Stored rows:
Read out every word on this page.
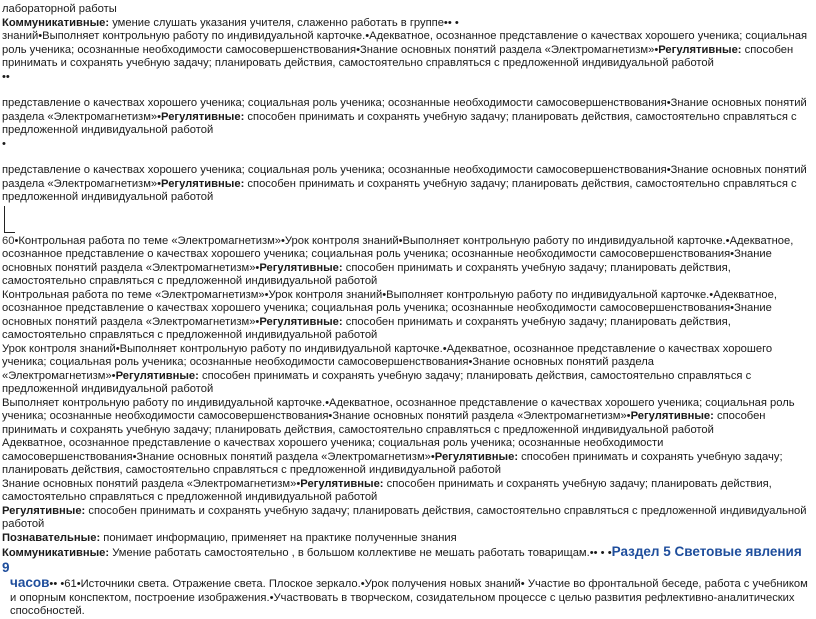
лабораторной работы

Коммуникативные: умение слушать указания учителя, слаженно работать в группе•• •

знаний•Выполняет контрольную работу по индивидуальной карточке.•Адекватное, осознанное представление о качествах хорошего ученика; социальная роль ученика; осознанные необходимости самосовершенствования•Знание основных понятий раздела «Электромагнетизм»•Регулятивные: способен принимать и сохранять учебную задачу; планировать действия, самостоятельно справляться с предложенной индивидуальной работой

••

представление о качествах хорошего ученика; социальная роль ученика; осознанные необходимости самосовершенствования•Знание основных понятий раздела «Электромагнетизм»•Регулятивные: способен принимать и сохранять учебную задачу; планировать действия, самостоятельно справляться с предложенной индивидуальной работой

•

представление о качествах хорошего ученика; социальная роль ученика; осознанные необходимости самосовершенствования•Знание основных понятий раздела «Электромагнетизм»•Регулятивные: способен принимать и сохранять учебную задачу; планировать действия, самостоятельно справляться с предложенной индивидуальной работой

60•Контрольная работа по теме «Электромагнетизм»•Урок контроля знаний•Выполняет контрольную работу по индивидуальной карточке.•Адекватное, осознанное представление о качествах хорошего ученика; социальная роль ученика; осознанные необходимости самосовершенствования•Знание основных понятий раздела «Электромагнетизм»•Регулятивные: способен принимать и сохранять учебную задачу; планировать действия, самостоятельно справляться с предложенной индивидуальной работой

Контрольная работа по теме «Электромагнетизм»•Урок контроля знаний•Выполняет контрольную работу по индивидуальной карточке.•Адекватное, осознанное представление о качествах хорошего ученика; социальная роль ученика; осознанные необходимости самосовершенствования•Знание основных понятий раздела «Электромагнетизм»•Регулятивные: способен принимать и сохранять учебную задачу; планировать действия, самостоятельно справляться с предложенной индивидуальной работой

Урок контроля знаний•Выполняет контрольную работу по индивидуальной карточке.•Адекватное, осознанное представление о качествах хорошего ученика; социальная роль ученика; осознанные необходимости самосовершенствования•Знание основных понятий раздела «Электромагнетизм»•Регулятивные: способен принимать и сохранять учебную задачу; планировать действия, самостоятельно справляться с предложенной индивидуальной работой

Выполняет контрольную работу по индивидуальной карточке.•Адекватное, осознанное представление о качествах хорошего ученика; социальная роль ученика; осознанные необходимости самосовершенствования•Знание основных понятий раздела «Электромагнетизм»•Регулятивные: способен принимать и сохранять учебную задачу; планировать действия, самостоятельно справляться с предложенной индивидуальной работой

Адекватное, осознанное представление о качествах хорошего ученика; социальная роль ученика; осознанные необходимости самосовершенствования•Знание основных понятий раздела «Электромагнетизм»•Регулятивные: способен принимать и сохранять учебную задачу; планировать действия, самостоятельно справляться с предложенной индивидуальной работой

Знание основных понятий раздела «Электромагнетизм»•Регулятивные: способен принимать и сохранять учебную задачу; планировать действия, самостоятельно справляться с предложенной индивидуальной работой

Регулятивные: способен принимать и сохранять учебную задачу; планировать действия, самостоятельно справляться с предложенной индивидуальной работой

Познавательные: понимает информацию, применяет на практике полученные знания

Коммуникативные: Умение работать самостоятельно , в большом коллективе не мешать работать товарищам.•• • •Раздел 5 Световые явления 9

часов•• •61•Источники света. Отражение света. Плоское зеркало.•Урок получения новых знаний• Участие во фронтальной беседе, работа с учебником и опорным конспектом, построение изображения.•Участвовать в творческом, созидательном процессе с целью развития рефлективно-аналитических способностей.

---

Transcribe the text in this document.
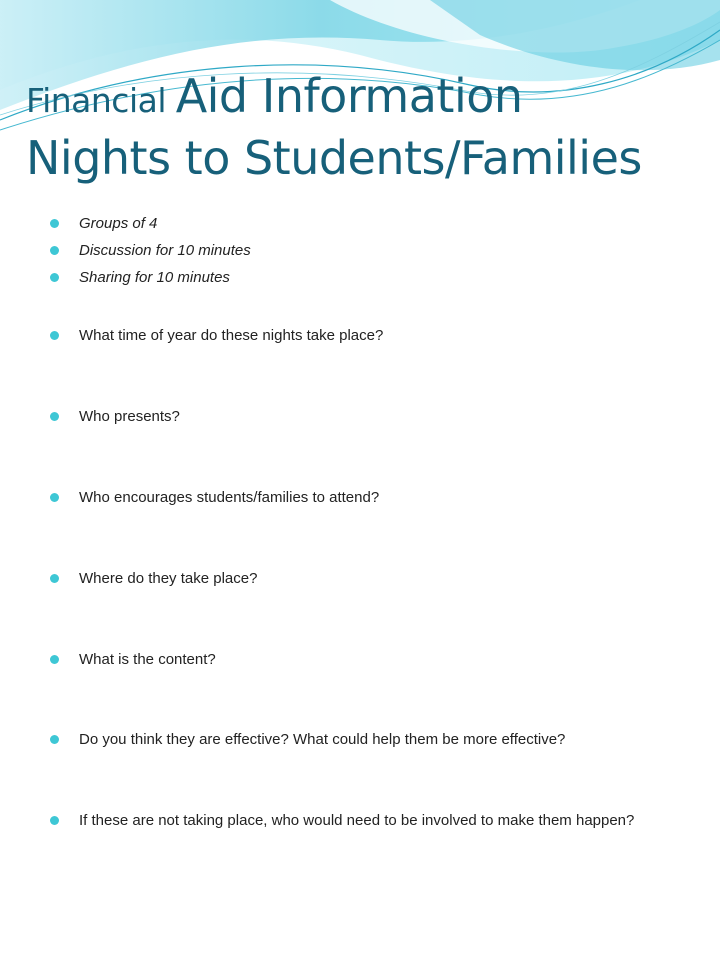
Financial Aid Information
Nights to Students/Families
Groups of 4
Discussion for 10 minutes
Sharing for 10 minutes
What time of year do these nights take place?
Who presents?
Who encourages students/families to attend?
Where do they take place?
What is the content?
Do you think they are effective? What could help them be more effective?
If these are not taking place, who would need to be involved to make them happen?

Your instructions: Show, from the listing above, each line that contains the word "What".

Written solution:
What time of year do these nights take place?
What is the content?
Do you think they are effective? What could help them be more effective?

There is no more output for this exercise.